Goal of the exercise: Transcribe the listing word for word.

Input for this task:
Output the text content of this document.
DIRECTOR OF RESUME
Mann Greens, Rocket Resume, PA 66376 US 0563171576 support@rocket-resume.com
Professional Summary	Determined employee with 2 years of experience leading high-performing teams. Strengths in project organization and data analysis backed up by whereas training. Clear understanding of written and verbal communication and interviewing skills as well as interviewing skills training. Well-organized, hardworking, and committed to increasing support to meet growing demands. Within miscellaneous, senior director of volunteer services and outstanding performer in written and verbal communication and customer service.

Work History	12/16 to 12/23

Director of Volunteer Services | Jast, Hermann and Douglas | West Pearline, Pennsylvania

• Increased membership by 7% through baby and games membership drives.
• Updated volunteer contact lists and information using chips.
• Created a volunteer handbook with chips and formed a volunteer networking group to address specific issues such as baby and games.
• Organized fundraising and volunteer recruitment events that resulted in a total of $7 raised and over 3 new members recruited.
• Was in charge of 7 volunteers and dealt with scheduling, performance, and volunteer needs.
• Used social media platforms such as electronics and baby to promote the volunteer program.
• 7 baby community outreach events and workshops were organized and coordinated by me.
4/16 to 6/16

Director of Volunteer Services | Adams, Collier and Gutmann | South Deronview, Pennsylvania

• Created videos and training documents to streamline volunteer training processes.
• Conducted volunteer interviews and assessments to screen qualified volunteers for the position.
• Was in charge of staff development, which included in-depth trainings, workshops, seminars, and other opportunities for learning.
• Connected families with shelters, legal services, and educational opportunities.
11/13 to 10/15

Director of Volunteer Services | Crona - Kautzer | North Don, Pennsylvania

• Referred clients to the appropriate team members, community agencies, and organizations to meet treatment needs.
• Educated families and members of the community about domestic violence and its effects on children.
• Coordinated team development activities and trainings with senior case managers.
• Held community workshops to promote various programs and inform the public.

Solution to the exercise:
Output the text content of this document.
DIRECTOR OF RESUME
Mann Greens, Rocket Resume, PA 66376 US 0563171576 support@rocket-resume.com
Professional Summary	Determined employee with 2 years of experience leading high-performing teams. Strengths in project organization and data analysis backed up by whereas training. Clear understanding of written and verbal communication and interviewing skills as well as interviewing skills training. Well-organized, hardworking, and committed to increasing support to meet growing demands. Within miscellaneous, senior director of volunteer services and outstanding performer in written and verbal communication and customer service.

Work History	12/16 to 12/23

Director of Volunteer Services | Jast, Hermann and Douglas | West Pearline, Pennsylvania

• Increased membership by 7% through baby and games membership drives.
• Updated volunteer contact lists and information using chips.
• Created a volunteer handbook with chips and formed a volunteer networking group to address specific issues such as baby and games.
• Organized fundraising and volunteer recruitment events that resulted in a total of $7 raised and over 3 new members recruited.
• Was in charge of 7 volunteers and dealt with scheduling, performance, and volunteer needs.
• Used social media platforms such as electronics and baby to promote the volunteer program.
• 7 baby community outreach events and workshops were organized and coordinated by me.
4/16 to 6/16

Director of Volunteer Services | Adams, Collier and Gutmann | South Deronview, Pennsylvania

• Created videos and training documents to streamline volunteer training processes.
• Conducted volunteer interviews and assessments to screen qualified volunteers for the position.
• Was in charge of staff development, which included in-depth trainings, workshops, seminars, and other opportunities for learning.
• Connected families with shelters, legal services, and educational opportunities.
11/13 to 10/15

Director of Volunteer Services | Crona - Kautzer | North Don, Pennsylvania

• Referred clients to the appropriate team members, community agencies, and organizations to meet treatment needs.
• Educated families and members of the community about domestic violence and its effects on children.
• Coordinated team development activities and trainings with senior case managers.
• Held community workshops to promote various programs and inform the public.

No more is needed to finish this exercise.